• **Task statement**: Quote every line as given.

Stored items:
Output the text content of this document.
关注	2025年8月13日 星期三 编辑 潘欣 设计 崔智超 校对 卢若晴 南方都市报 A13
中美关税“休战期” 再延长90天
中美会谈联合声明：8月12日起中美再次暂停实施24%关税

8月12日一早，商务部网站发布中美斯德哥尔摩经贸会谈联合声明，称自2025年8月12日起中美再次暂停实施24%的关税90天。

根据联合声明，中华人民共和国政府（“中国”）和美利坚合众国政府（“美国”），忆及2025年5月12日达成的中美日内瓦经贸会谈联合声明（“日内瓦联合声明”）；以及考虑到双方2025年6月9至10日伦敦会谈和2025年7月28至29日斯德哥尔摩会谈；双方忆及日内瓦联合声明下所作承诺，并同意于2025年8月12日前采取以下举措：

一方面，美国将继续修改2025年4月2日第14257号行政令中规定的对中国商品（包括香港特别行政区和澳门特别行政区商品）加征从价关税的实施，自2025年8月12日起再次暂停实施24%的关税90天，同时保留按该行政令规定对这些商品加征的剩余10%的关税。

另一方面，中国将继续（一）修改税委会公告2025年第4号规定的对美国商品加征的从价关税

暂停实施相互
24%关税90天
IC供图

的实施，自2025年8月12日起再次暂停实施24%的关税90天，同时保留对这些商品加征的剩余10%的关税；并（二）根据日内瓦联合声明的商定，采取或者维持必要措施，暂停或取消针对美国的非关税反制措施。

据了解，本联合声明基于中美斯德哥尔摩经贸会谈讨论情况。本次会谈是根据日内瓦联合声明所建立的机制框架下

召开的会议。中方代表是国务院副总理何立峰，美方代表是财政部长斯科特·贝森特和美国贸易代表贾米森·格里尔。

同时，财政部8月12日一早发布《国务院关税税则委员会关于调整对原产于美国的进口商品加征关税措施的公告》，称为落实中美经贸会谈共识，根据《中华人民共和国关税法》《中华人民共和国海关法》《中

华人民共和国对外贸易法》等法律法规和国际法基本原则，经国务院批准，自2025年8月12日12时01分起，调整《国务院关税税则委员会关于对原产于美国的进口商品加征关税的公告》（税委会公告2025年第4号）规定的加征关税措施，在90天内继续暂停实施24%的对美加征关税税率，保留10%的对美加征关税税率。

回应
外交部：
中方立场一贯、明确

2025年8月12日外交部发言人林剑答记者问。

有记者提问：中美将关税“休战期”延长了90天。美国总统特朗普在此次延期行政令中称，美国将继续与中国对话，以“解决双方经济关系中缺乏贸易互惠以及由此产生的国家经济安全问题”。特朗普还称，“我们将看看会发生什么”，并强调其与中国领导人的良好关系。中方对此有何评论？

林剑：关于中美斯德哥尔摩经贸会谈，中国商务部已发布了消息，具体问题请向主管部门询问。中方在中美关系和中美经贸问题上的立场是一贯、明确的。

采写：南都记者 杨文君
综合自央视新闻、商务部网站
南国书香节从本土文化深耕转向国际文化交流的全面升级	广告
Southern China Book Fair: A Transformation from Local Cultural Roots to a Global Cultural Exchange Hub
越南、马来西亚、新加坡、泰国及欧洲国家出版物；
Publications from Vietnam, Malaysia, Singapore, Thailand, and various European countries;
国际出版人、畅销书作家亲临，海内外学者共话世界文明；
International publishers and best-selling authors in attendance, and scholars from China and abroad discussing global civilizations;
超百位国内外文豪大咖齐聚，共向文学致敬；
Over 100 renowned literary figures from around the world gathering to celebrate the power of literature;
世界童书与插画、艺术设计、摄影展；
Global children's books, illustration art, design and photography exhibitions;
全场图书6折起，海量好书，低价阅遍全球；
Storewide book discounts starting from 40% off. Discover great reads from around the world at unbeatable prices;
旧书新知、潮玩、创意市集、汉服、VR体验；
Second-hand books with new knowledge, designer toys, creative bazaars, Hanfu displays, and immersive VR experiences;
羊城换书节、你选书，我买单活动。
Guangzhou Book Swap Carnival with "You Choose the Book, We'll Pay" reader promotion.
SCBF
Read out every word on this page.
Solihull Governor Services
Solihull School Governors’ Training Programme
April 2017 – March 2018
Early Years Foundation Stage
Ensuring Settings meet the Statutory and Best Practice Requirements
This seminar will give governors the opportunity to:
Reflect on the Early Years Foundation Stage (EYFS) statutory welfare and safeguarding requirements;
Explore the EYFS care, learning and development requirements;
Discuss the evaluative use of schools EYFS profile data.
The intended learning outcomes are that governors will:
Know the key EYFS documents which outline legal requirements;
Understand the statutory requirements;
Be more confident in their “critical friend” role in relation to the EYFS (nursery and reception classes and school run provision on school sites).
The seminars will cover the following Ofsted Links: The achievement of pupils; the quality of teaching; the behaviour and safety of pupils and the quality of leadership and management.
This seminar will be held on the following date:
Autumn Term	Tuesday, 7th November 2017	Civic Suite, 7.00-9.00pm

• **Reply**:
Output the text content of this document.
关注	2025年8月13日 星期三 编辑 潘欣 设计 崔智超 校对 卢若晴 南方都市报 A13
中美关税“休战期” 再延长90天
中美会谈联合声明：8月12日起中美再次暂停实施24%关税

8月12日一早，商务部网站发布中美斯德哥尔摩经贸会谈联合声明，称自2025年8月12日起中美再次暂停实施24%的关税90天。

根据联合声明，中华人民共和国政府（“中国”）和美利坚合众国政府（“美国”），忆及2025年5月12日达成的中美日内瓦经贸会谈联合声明（“日内瓦联合声明”）；以及考虑到双方2025年6月9至10日伦敦会谈和2025年7月28至29日斯德哥尔摩会谈；双方忆及日内瓦联合声明下所作承诺，并同意于2025年8月12日前采取以下举措：

一方面，美国将继续修改2025年4月2日第14257号行政令中规定的对中国商品（包括香港特别行政区和澳门特别行政区商品）加征从价关税的实施，自2025年8月12日起再次暂停实施24%的关税90天，同时保留按该行政令规定对这些商品加征的剩余10%的关税。

另一方面，中国将继续（一）修改税委会公告2025年第4号规定的对美国商品加征的从价关税

暂停实施相互
24%关税90天
IC供图

的实施，自2025年8月12日起再次暂停实施24%的关税90天，同时保留对这些商品加征的剩余10%的关税；并（二）根据日内瓦联合声明的商定，采取或者维持必要措施，暂停或取消针对美国的非关税反制措施。

据了解，本联合声明基于中美斯德哥尔摩经贸会谈讨论情况。本次会谈是根据日内瓦联合声明所建立的机制框架下

召开的会议。中方代表是国务院副总理何立峰，美方代表是财政部长斯科特·贝森特和美国贸易代表贾米森·格里尔。

同时，财政部8月12日一早发布《国务院关税税则委员会关于调整对原产于美国的进口商品加征关税措施的公告》，称为落实中美经贸会谈共识，根据《中华人民共和国关税法》《中华人民共和国海关法》《中

华人民共和国对外贸易法》等法律法规和国际法基本原则，经国务院批准，自2025年8月12日12时01分起，调整《国务院关税税则委员会关于对原产于美国的进口商品加征关税的公告》（税委会公告2025年第4号）规定的加征关税措施，在90天内继续暂停实施24%的对美加征关税税率，保留10%的对美加征关税税率。

回应
外交部：
中方立场一贯、明确

2025年8月12日外交部发言人林剑答记者问。

有记者提问：中美将关税“休战期”延长了90天。美国总统特朗普在此次延期行政令中称，美国将继续与中国对话，以“解决双方经济关系中缺乏贸易互惠以及由此产生的国家经济安全问题”。特朗普还称，“我们将看看会发生什么”，并强调其与中国领导人的良好关系。中方对此有何评论？

林剑：关于中美斯德哥尔摩经贸会谈，中国商务部已发布了消息，具体问题请向主管部门询问。中方在中美关系和中美经贸问题上的立场是一贯、明确的。

采写：南都记者 杨文君
综合自央视新闻、商务部网站
南国书香节从本土文化深耕转向国际文化交流的全面升级	广告
Southern China Book Fair: A Transformation from Local Cultural Roots to a Global Cultural Exchange Hub
越南、马来西亚、新加坡、泰国及欧洲国家出版物；
Publications from Vietnam, Malaysia, Singapore, Thailand, and various European countries;
国际出版人、畅销书作家亲临，海内外学者共话世界文明；
International publishers and best-selling authors in attendance, and scholars from China and abroad discussing global civilizations;
超百位国内外文豪大咖齐聚，共向文学致敬；
Over 100 renowned literary figures from around the world gathering to celebrate the power of literature;
世界童书与插画、艺术设计、摄影展；
Global children's books, illustration art, design and photography exhibitions;
全场图书6折起，海量好书，低价阅遍全球；
Storewide book discounts starting from 40% off. Discover great reads from around the world at unbeatable prices;
旧书新知、潮玩、创意市集、汉服、VR体验；
Second-hand books with new knowledge, designer toys, creative bazaars, Hanfu displays, and immersive VR experiences;
羊城换书节、你选书，我买单活动。
Guangzhou Book Swap Carnival with "You Choose the Book, We'll Pay" reader promotion.
SCBF
Read out every word on this page.
Solihull Governor Services
Solihull School Governors’ Training Programme
April 2017 – March 2018
Early Years Foundation Stage
Ensuring Settings meet the Statutory and Best Practice Requirements
This seminar will give governors the opportunity to:
Reflect on the Early Years Foundation Stage (EYFS) statutory welfare and safeguarding requirements;
Explore the EYFS care, learning and development requirements;
Discuss the evaluative use of schools EYFS profile data.
The intended learning outcomes are that governors will:
Know the key EYFS documents which outline legal requirements;
Understand the statutory requirements;
Be more confident in their “critical friend” role in relation to the EYFS (nursery and reception classes and school run provision on school sites).
The seminars will cover the following Ofsted Links: The achievement of pupils; the quality of teaching; the behaviour and safety of pupils and the quality of leadership and management.
This seminar will be held on the following date:
Autumn Term	Tuesday, 7th November 2017	Civic Suite, 7.00-9.00pm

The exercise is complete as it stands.